GOAL → Below is some material; transcribe all of it exactly.
══ PROVIDED RECORDS ══
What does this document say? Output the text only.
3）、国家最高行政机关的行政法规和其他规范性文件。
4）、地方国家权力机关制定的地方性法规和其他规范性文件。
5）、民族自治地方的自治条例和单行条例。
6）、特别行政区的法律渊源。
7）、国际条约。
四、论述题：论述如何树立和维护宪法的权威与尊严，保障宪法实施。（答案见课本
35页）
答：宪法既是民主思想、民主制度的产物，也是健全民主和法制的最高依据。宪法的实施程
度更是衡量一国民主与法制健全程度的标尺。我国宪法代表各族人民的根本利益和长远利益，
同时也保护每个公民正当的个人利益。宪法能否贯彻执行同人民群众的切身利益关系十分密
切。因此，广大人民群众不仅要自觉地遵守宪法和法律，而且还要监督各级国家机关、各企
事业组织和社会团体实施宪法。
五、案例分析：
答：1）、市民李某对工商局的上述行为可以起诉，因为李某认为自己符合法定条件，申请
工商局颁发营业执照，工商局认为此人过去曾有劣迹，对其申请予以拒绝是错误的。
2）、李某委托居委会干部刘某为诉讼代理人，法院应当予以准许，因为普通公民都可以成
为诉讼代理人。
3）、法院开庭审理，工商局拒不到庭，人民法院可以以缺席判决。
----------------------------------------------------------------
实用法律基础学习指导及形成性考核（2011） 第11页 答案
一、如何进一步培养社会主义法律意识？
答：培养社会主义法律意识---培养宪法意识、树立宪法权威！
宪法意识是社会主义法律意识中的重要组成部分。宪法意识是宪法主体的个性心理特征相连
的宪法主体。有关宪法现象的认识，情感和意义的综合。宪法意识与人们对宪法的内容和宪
═══
TASK RESPONSE →
What does this document say? Output the text only.
3）、国家最高行政机关的行政法规和其他规范性文件。
4）、地方国家权力机关制定的地方性法规和其他规范性文件。
5）、民族自治地方的自治条例和单行条例。
6）、特别行政区的法律渊源。
7）、国际条约。
四、论述题：论述如何树立和维护宪法的权威与尊严，保障宪法实施。（答案见课本
35页）
答：宪法既是民主思想、民主制度的产物，也是健全民主和法制的最高依据。宪法的实施程
度更是衡量一国民主与法制健全程度的标尺。我国宪法代表各族人民的根本利益和长远利益，
同时也保护每个公民正当的个人利益。宪法能否贯彻执行同人民群众的切身利益关系十分密
切。因此，广大人民群众不仅要自觉地遵守宪法和法律，而且还要监督各级国家机关、各企
事业组织和社会团体实施宪法。
五、案例分析：
答：1）、市民李某对工商局的上述行为可以起诉，因为李某认为自己符合法定条件，申请
工商局颁发营业执照，工商局认为此人过去曾有劣迹，对其申请予以拒绝是错误的。
2）、李某委托居委会干部刘某为诉讼代理人，法院应当予以准许，因为普通公民都可以成
为诉讼代理人。
3）、法院开庭审理，工商局拒不到庭，人民法院可以以缺席判决。
----------------------------------------------------------------
实用法律基础学习指导及形成性考核（2011） 第11页 答案
一、如何进一步培养社会主义法律意识？
答：培养社会主义法律意识---培养宪法意识、树立宪法权威！
宪法意识是社会主义法律意识中的重要组成部分。宪法意识是宪法主体的个性心理特征相连
的宪法主体。有关宪法现象的认识，情感和意义的综合。宪法意识与人们对宪法的内容和宪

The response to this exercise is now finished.